> _Problem statement_
Scan the data for "venerdì" and copy the lines it appears in.

[begin Input]

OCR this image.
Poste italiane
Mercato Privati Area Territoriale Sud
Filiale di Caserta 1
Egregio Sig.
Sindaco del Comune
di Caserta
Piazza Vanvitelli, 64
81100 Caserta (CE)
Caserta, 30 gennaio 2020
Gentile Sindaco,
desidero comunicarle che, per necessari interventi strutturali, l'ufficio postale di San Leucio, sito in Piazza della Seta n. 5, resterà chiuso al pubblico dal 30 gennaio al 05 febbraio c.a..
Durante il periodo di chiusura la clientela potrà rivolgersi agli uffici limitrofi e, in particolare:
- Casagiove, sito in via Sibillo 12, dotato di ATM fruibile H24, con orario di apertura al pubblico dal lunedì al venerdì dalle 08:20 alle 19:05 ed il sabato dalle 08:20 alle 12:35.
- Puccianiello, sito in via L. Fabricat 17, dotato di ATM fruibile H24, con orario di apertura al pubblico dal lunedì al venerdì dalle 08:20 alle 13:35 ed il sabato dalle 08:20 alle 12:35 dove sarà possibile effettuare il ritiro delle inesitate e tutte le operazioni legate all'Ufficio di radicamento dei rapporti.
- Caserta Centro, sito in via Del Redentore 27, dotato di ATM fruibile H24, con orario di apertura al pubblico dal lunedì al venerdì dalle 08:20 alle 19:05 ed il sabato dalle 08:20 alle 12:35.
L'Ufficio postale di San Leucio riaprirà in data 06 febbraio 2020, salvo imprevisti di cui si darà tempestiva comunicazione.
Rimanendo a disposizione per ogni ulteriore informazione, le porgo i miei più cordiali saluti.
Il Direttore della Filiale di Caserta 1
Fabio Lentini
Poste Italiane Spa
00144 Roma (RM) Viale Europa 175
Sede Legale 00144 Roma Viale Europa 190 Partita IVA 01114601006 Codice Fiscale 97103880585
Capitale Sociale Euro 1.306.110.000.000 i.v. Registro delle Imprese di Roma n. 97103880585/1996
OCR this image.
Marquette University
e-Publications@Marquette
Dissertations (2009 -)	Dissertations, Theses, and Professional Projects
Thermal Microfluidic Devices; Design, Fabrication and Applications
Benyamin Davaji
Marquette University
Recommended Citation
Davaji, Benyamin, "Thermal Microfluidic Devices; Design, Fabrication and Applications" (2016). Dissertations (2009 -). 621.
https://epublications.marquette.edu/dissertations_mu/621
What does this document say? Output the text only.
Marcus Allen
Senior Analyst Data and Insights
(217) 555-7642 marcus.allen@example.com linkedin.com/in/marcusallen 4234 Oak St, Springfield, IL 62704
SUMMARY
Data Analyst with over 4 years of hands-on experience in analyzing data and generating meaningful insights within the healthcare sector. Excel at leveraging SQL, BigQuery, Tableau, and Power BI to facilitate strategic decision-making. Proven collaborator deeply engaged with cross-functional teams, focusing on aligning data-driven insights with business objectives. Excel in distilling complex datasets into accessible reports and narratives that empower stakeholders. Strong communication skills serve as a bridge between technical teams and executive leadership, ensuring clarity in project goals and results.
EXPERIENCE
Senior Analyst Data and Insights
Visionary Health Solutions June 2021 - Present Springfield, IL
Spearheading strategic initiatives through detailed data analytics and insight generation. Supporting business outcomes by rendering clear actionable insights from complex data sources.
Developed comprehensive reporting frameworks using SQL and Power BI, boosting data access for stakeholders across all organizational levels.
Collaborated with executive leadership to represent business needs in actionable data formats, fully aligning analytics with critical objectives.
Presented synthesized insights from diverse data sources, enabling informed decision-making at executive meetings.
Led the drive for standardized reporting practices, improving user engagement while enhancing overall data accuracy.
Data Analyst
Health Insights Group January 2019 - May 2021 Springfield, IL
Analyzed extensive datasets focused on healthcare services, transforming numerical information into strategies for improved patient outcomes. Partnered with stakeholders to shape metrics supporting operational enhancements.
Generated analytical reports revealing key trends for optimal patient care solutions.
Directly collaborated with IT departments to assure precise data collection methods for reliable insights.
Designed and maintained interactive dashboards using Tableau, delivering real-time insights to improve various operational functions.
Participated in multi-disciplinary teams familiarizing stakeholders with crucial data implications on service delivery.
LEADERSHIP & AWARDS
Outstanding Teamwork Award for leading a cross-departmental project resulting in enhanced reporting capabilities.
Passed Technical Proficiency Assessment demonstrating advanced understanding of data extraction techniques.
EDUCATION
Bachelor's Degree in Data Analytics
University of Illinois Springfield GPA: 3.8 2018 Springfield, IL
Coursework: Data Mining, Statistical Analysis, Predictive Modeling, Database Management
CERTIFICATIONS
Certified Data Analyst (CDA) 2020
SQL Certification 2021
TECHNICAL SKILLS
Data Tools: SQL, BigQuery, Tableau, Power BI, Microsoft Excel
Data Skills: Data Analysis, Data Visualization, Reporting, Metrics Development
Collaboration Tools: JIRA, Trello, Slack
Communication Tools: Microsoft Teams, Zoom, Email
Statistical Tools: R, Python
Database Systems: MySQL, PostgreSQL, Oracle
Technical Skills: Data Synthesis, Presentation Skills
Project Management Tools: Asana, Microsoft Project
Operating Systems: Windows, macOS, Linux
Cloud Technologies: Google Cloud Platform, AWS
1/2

[end Input]

> _Solved problem_
- Casagiove, sito in via Sibillo 12, dotato di ATM fruibile H24, con orario di apertura al pubblico dal lunedì al venerdì dalle 08:20 alle 19:05 ed il sabato dalle 08:20 alle 12:35.
- Puccianiello, sito in via L. Fabricat 17, dotato di ATM fruibile H24, con orario di apertura al pubblico dal lunedì al venerdì dalle 08:20 alle 13:35 ed il sabato dalle 08:20 alle 12:35 dove sarà possibile effettuare il ritiro delle inesitate e tutte le operazioni legate all'Ufficio di radicamento dei rapporti.
- Caserta Centro, sito in via Del Redentore 27, dotato di ATM fruibile H24, con orario di apertura al pubblico dal lunedì al venerdì dalle 08:20 alle 19:05 ed il sabato dalle 08:20 alle 12:35.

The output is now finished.